--- Begin Raw data ---
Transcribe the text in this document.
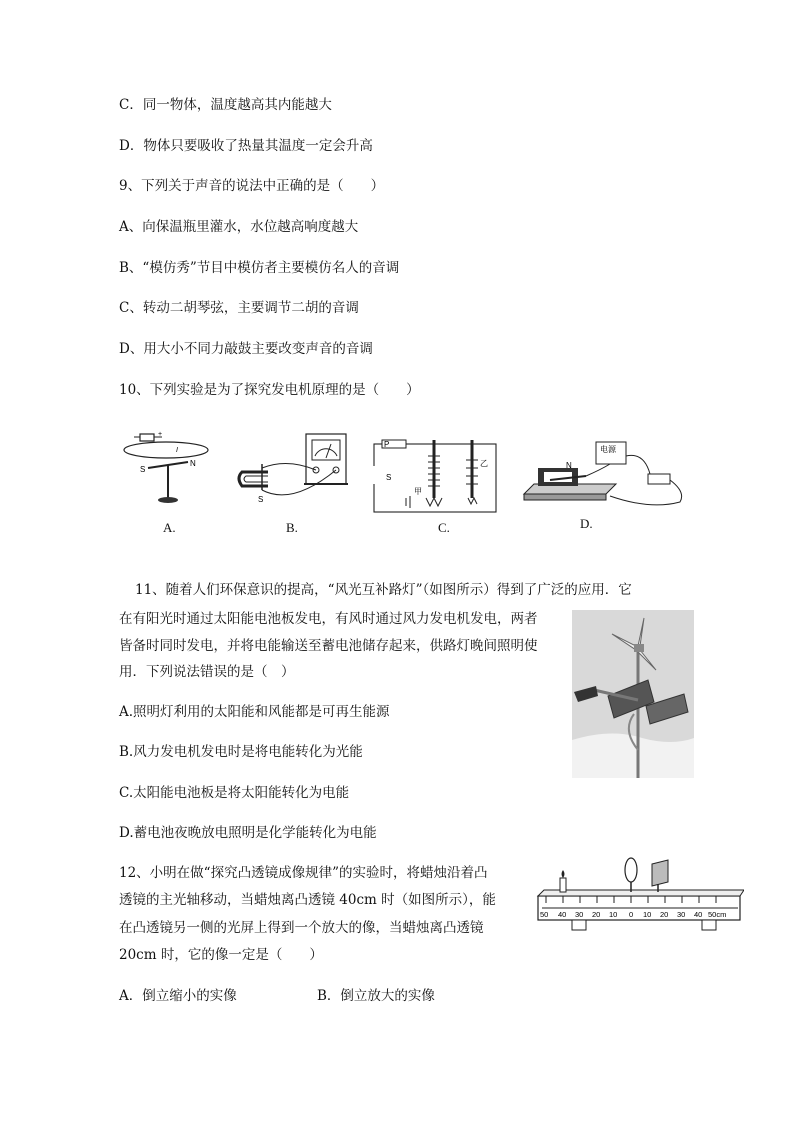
C．同一物体，温度越高其内能越大
D．物体只要吸收了热量其温度一定会升高
9、下列关于声音的说法中正确的是（　　）
A、向保温瓶里灌水，水位越高响度越大
B、“模仿秀”节目中模仿者主要模仿名人的音调
C、转动二胡琴弦，主要调节二胡的音调
D、用大小不同力敲鼓主要改变声音的音调
10、下列实验是为了探究发电机原理的是（　　）
+
I
S
N
A.
S
B.
P
S
甲
乙
C.
电源
N
D.
11、随着人们环保意识的提高，“风光互补路灯”（如图所示）得到了广泛的应用．它
在有阳光时通过太阳能电池板发电，有风时通过风力发电机发电，两者
皆备时同时发电，并将电能输送至蓄电池储存起来，供路灯晚间照明使
用．下列说法错误的是（　）
A.照明灯利用的太阳能和风能都是可再生能源
B.风力发电机发电时是将电能转化为光能
C.太阳能电池板是将太阳能转化为电能
D.蓄电池夜晚放电照明是化学能转化为电能
12、小明在做“探究凸透镜成像规律”的实验时，将蜡烛沿着凸
透镜的主光轴移动，当蜡烛离凸透镜 40cm 时（如图所示），能
在凸透镜另一侧的光屏上得到一个放大的像，当蜡烛离凸透镜
20cm 时，它的像一定是（　　）
A．倒立缩小的实像	B．倒立放大的实像
50 40 30 20 10 0 10 20 30 40 50cm
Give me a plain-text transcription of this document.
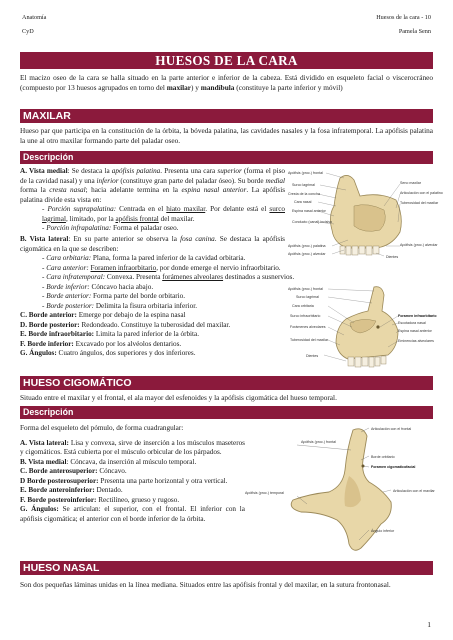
Anatomía	Huesos de la cara - 10
CyD	Pamela Senn
HUESOS DE LA CARA
El macizo oseo de la cara se halla situado en la parte anterior e inferior de la cabeza. Está dividido en esqueleto facial o viscerocráneo (compuesto por 13 huesos agrupados en torno del maxilar) y mandíbula (constituye la parte inferior y móvil)
MAXILAR
Hueso par que participa en la constitución de la órbita, la bóveda palatina, las cavidades nasales y la fosa infratemporal. La apófisis palatina la une al otro maxilar formando parte del paladar oseo.
Descripción
A. Vista medial: Se destaca la apófisis palatina. Presenta una cara superior (forma el piso de la cavidad nasal) y una inferior (constituye gran parte del paladar óseo). Su borde medial forma la cresta nasal; hacia adelante termina en la espina nasal anterior. La apófisis palatina divide esta vista en:
- Porción suprapalatina: Centrada en el hiato maxilar. Por delante está el surco lagrimal, limitado, por la apófisis frontal del maxilar.
- Porción infrapalatina: Forma el paladar oseo.
B. Vista lateral: En su parte anterior se observa la fosa canina. Se destaca la apófisis cigomática en la que se describen:
- Cara orbitaria: Plana, forma la pared inferior de la cavidad orbitaria.
- Cara anterior: Foramen infraorbitario, por donde emerge el nervio infraorbitario.
- Cara infratemporal: Convexa. Presenta forámenes alveolares destinados a susnervios.
- Borde inferior: Cóncavo hacia abajo.
- Borde anterior: Forma parte del borde orbitario.
- Borde posterior: Delimita la fisura orbitaria inferior.
C. Borde anterior: Emerge por debajo de la espina nasal
D. Borde posterior: Redondeado. Constituye la tuberosidad del maxilar.
E. Borde infraorbitario: Limita la pared inferior de la órbita.
F. Borde inferior: Excavado por los alvéolos dentarios.
G. Ángulos: Cuatro ángulos, dos superiores y dos inferiores.
Apófisis (proc.) frontal
Surco lagrimal
Cresta de la concha
Cara nasal
Espina nasal anterior
Conducto (canal) incisivo
Apófisis (proc.) palatina
Apófisis (proc.) alveolar
Seno maxilar
Articulación con el palatino
Tuberosidad del maxilar
Apófisis (proc.) alveolar
Dientes
Apófisis (proc.) frontal
Surco lagrimal
Cara orbitaria
Surco infraorbitario
Forámenes alveolares
Tuberosidad del maxilar
Dientes
Foramen infraorbitario
Escotadura nasal
Espina nasal anterior
Eminencias alveolares
HUESO CIGOMÁTICO
Situado entre el maxilar y el frontal, el ala mayor del esfenoides y la apófisis cigomática del hueso temporal.
Descripción
Forma del esqueleto del pómulo, de forma cuadrangular:
A. Vista lateral: Lisa y convexa, sirve de inserción a los músculos maseteros y cigomáticos. Está cubierta por el músculo orbicular de los párpados.
B. Vista medial: Cóncava, da inserción al músculo temporal.
C. Borde anterosuperior: Cóncavo.
D Borde posterosuperior: Presenta una parte horizontal y otra vertical.
E. Borde anteroinferior: Dentado.
F. Borde posteroinferior: Rectilíneo, grueso y rugoso.
G. Ángulos: Se articulan: el superior, con el frontal. El inferior con la apófisis cigomática; el anterior con el borde inferior de la órbita.
Articulación con el frontal
Apófisis (proc.) frontal
Borde orbitario
Foramen cigomaticofacial
Apófisis (proc.) temporal	Articulación con el maxilar
Ángulo inferior
HUESO NASAL
Son dos pequeñas láminas unidas en la línea mediana. Situados entre las apófisis frontal y del maxilar, en la sutura frontonasal.
1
--- End Raw data ---
▸ Set exercise: Leave the pictures out and copy the rest of the data exactly.

▸ Solution to the problem:
Transcribe the text in this document.
C．同一物体，温度越高其内能越大
D．物体只要吸收了热量其温度一定会升高
9、下列关于声音的说法中正确的是（　　）
A、向保温瓶里灌水，水位越高响度越大
B、“模仿秀”节目中模仿者主要模仿名人的音调
C、转动二胡琴弦，主要调节二胡的音调
D、用大小不同力敲鼓主要改变声音的音调
10、下列实验是为了探究发电机原理的是（　　）
+
I
S
N
A.
S
B.
P
S
甲
乙
C.
电源
N
D.
11、随着人们环保意识的提高，“风光互补路灯”（如图所示）得到了广泛的应用．它
在有阳光时通过太阳能电池板发电，有风时通过风力发电机发电，两者
皆备时同时发电，并将电能输送至蓄电池储存起来，供路灯晚间照明使
用．下列说法错误的是（　）
A.照明灯利用的太阳能和风能都是可再生能源
B.风力发电机发电时是将电能转化为光能
C.太阳能电池板是将太阳能转化为电能
D.蓄电池夜晚放电照明是化学能转化为电能
12、小明在做“探究凸透镜成像规律”的实验时，将蜡烛沿着凸
透镜的主光轴移动，当蜡烛离凸透镜 40cm 时（如图所示），能
在凸透镜另一侧的光屏上得到一个放大的像，当蜡烛离凸透镜
20cm 时，它的像一定是（　　）
A．倒立缩小的实像	B．倒立放大的实像
50 40 30 20 10 0 10 20 30 40 50cm
Give me a plain-text transcription of this document.
Anatomía	Huesos de la cara - 10
CyD	Pamela Senn
HUESOS DE LA CARA
El macizo oseo de la cara se halla situado en la parte anterior e inferior de la cabeza. Está dividido en esqueleto facial o viscerocráneo (compuesto por 13 huesos agrupados en torno del maxilar) y mandíbula (constituye la parte inferior y móvil)
MAXILAR
Hueso par que participa en la constitución de la órbita, la bóveda palatina, las cavidades nasales y la fosa infratemporal. La apófisis palatina la une al otro maxilar formando parte del paladar oseo.
Descripción
A. Vista medial: Se destaca la apófisis palatina. Presenta una cara superior (forma el piso de la cavidad nasal) y una inferior (constituye gran parte del paladar óseo). Su borde medial forma la cresta nasal; hacia adelante termina en la espina nasal anterior. La apófisis palatina divide esta vista en:
- Porción suprapalatina: Centrada en el hiato maxilar. Por delante está el surco lagrimal, limitado, por la apófisis frontal del maxilar.
- Porción infrapalatina: Forma el paladar oseo.
B. Vista lateral: En su parte anterior se observa la fosa canina. Se destaca la apófisis cigomática en la que se describen:
- Cara orbitaria: Plana, forma la pared inferior de la cavidad orbitaria.
- Cara anterior: Foramen infraorbitario, por donde emerge el nervio infraorbitario.
- Cara infratemporal: Convexa. Presenta forámenes alveolares destinados a susnervios.
- Borde inferior: Cóncavo hacia abajo.
- Borde anterior: Forma parte del borde orbitario.
- Borde posterior: Delimita la fisura orbitaria inferior.
C. Borde anterior: Emerge por debajo de la espina nasal
D. Borde posterior: Redondeado. Constituye la tuberosidad del maxilar.
E. Borde infraorbitario: Limita la pared inferior de la órbita.
F. Borde inferior: Excavado por los alvéolos dentarios.
G. Ángulos: Cuatro ángulos, dos superiores y dos inferiores.
Apófisis (proc.) frontal
Surco lagrimal
Cresta de la concha
Cara nasal
Espina nasal anterior
Conducto (canal) incisivo
Apófisis (proc.) palatina
Apófisis (proc.) alveolar
Seno maxilar
Articulación con el palatino
Tuberosidad del maxilar
Apófisis (proc.) alveolar
Dientes
Apófisis (proc.) frontal
Surco lagrimal
Cara orbitaria
Surco infraorbitario
Forámenes alveolares
Tuberosidad del maxilar
Dientes
Foramen infraorbitario
Escotadura nasal
Espina nasal anterior
Eminencias alveolares
HUESO CIGOMÁTICO
Situado entre el maxilar y el frontal, el ala mayor del esfenoides y la apófisis cigomática del hueso temporal.
Descripción
Forma del esqueleto del pómulo, de forma cuadrangular:
A. Vista lateral: Lisa y convexa, sirve de inserción a los músculos maseteros y cigomáticos. Está cubierta por el músculo orbicular de los párpados.
B. Vista medial: Cóncava, da inserción al músculo temporal.
C. Borde anterosuperior: Cóncavo.
D Borde posterosuperior: Presenta una parte horizontal y otra vertical.
E. Borde anteroinferior: Dentado.
F. Borde posteroinferior: Rectilíneo, grueso y rugoso.
G. Ángulos: Se articulan: el superior, con el frontal. El inferior con la apófisis cigomática; el anterior con el borde inferior de la órbita.
Articulación con el frontal
Apófisis (proc.) frontal
Borde orbitario
Foramen cigomaticofacial
Apófisis (proc.) temporal	Articulación con el maxilar
Ángulo inferior
HUESO NASAL
Son dos pequeñas láminas unidas en la línea mediana. Situados entre las apófisis frontal y del maxilar, en la sutura frontonasal.
1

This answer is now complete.